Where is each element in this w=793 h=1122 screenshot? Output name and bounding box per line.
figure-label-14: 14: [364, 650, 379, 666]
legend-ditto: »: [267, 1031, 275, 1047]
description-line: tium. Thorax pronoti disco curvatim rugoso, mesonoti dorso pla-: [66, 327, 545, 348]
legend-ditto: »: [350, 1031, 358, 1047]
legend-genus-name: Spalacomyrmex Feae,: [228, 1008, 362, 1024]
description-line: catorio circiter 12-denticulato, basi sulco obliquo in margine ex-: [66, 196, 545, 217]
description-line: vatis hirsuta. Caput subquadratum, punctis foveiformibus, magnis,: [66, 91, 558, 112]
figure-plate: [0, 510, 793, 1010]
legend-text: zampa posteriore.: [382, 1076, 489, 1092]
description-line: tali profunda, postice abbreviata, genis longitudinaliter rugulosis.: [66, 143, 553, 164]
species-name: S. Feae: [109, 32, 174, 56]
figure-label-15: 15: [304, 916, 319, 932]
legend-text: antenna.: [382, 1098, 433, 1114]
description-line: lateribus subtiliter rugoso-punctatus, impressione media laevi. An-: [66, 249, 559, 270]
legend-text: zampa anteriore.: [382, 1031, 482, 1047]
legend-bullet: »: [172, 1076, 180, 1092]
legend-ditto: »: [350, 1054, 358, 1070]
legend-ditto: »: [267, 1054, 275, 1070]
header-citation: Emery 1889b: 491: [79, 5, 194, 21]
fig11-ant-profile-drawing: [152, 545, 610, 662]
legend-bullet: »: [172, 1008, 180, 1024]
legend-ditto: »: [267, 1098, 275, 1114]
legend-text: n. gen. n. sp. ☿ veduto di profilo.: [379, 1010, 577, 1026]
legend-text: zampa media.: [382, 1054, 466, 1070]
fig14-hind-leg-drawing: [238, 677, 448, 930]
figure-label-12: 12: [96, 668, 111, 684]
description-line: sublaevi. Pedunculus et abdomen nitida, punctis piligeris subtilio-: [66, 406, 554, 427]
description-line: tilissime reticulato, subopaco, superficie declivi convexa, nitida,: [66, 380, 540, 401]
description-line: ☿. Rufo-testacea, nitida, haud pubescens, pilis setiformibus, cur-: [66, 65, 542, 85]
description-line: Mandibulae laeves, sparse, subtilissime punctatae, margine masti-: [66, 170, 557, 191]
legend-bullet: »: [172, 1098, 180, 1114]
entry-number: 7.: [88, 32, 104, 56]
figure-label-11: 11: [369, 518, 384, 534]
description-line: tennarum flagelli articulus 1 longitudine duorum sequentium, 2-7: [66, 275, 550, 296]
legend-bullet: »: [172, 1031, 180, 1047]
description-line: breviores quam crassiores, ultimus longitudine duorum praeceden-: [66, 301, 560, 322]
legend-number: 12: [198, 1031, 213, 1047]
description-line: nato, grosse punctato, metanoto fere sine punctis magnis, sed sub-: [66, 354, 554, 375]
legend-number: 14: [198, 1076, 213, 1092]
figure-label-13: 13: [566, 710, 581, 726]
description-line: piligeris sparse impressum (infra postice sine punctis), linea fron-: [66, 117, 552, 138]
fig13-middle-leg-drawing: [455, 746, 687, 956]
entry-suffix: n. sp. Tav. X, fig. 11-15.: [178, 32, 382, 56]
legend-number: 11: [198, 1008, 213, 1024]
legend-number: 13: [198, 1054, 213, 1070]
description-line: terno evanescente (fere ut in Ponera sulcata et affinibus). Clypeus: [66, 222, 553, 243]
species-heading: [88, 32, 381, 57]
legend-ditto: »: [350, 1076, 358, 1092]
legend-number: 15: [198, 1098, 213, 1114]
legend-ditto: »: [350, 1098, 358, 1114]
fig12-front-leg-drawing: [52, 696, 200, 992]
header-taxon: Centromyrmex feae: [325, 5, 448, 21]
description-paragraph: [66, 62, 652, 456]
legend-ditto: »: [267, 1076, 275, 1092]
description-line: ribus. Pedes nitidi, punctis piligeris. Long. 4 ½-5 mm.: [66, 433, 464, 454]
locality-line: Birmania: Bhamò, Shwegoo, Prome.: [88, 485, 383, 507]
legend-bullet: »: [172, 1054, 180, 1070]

Problem description: Please format every line of the records above as a JSON list of strings, one string per line, leaving out blank lines.

Response:
[
  "Where is each element in this w=793 h=1122 screenshot? Output name and bounding box per line.",
  "figure-label-14: 14: [364, 650, 379, 666]",
  "legend-ditto: »: [267, 1031, 275, 1047]",
  "description-line: tium. Thorax pronoti disco curvatim rugoso, mesonoti dorso pla-: [66, 327, 545, 348]",
  "legend-ditto: »: [350, 1031, 358, 1047]",
  "legend-genus-name: Spalacomyrmex Feae,: [228, 1008, 362, 1024]",
  "description-line: catorio circiter 12-denticulato, basi sulco obliquo in margine ex-: [66, 196, 545, 217]",
  "description-line: vatis hirsuta. Caput subquadratum, punctis foveiformibus, magnis,: [66, 91, 558, 112]",
  "figure-plate: [0, 510, 793, 1010]",
  "legend-text: zampa posteriore.: [382, 1076, 489, 1092]",
  "description-line: tali profunda, postice abbreviata, genis longitudinaliter rugulosis.: [66, 143, 553, 164]",
  "species-name: S. Feae: [109, 32, 174, 56]",
  "figure-label-15: 15: [304, 916, 319, 932]",
  "legend-text: antenna.: [382, 1098, 433, 1114]",
  "description-line: lateribus subtiliter rugoso-punctatus, impressione media laevi. An-: [66, 249, 559, 270]",
  "legend-text: zampa anteriore.: [382, 1031, 482, 1047]",
  "legend-bullet: »: [172, 1076, 180, 1092]",
  "legend-ditto: »: [350, 1054, 358, 1070]",
  "legend-ditto: »: [267, 1054, 275, 1070]",
  "header-citation: Emery 1889b: 491: [79, 5, 194, 21]",
  "fig11-ant-profile-drawing: [152, 545, 610, 662]",
  "legend-bullet: »: [172, 1008, 180, 1024]",
  "legend-ditto: »: [267, 1098, 275, 1114]",
  "legend-text: n. gen. n. sp. ☿ veduto di profilo.: [379, 1010, 577, 1026]",
  "legend-text: zampa media.: [382, 1054, 466, 1070]",
  "fig14-hind-leg-drawing: [238, 677, 448, 930]",
  "figure-label-12: 12: [96, 668, 111, 684]",
  "description-line: sublaevi. Pedunculus et abdomen nitida, punctis piligeris subtilio-: [66, 406, 554, 427]",
  "description-line: tilissime reticulato, subopaco, superficie declivi convexa, nitida,: [66, 380, 540, 401]",
  "description-line: ☿. Rufo-testacea, nitida, haud pubescens, pilis setiformibus, cur-: [66, 65, 542, 85]",
  "description-line: Mandibulae laeves, sparse, subtilissime punctatae, margine masti-: [66, 170, 557, 191]",
  "legend-bullet: »: [172, 1098, 180, 1114]",
  "entry-number: 7.: [88, 32, 104, 56]",
  "figure-label-11: 11: [369, 518, 384, 534]",
  "description-line: tennarum flagelli articulus 1 longitudine duorum sequentium, 2-7: [66, 275, 550, 296]",
  "legend-bullet: »: [172, 1031, 180, 1047]",
  "description-line: breviores quam crassiores, ultimus longitudine duorum praeceden-: [66, 301, 560, 322]",
  "legend-number: 12: [198, 1031, 213, 1047]",
  "description-line: nato, grosse punctato, metanoto fere sine punctis magnis, sed sub-: [66, 354, 554, 375]",
  "legend-number: 14: [198, 1076, 213, 1092]",
  "figure-label-13: 13: [566, 710, 581, 726]",
  "description-line: piligeris sparse impressum (infra postice sine punctis), linea fron-: [66, 117, 552, 138]",
  "fig13-middle-leg-drawing: [455, 746, 687, 956]",
  "entry-suffix: n. sp. Tav. X, fig. 11-15.: [178, 32, 382, 56]",
  "legend-number: 11: [198, 1008, 213, 1024]",
  "legend-number: 13: [198, 1054, 213, 1070]",
  "description-line: terno evanescente (fere ut in Ponera sulcata et affinibus). Clypeus: [66, 222, 553, 243]",
  "species-heading: [88, 32, 381, 57]",
  "legend-ditto: »: [350, 1076, 358, 1092]",
  "legend-number: 15: [198, 1098, 213, 1114]",
  "legend-ditto: »: [350, 1098, 358, 1114]",
  "fig12-front-leg-drawing: [52, 696, 200, 992]",
  "header-taxon: Centromyrmex feae: [325, 5, 448, 21]",
  "description-paragraph: [66, 62, 652, 456]",
  "legend-ditto: »: [267, 1076, 275, 1092]",
  "description-line: ribus. Pedes nitidi, punctis piligeris. Long. 4 ½-5 mm.: [66, 433, 464, 454]",
  "locality-line: Birmania: Bhamò, Shwegoo, Prome.: [88, 485, 383, 507]",
  "legend-bullet: »: [172, 1054, 180, 1070]"
]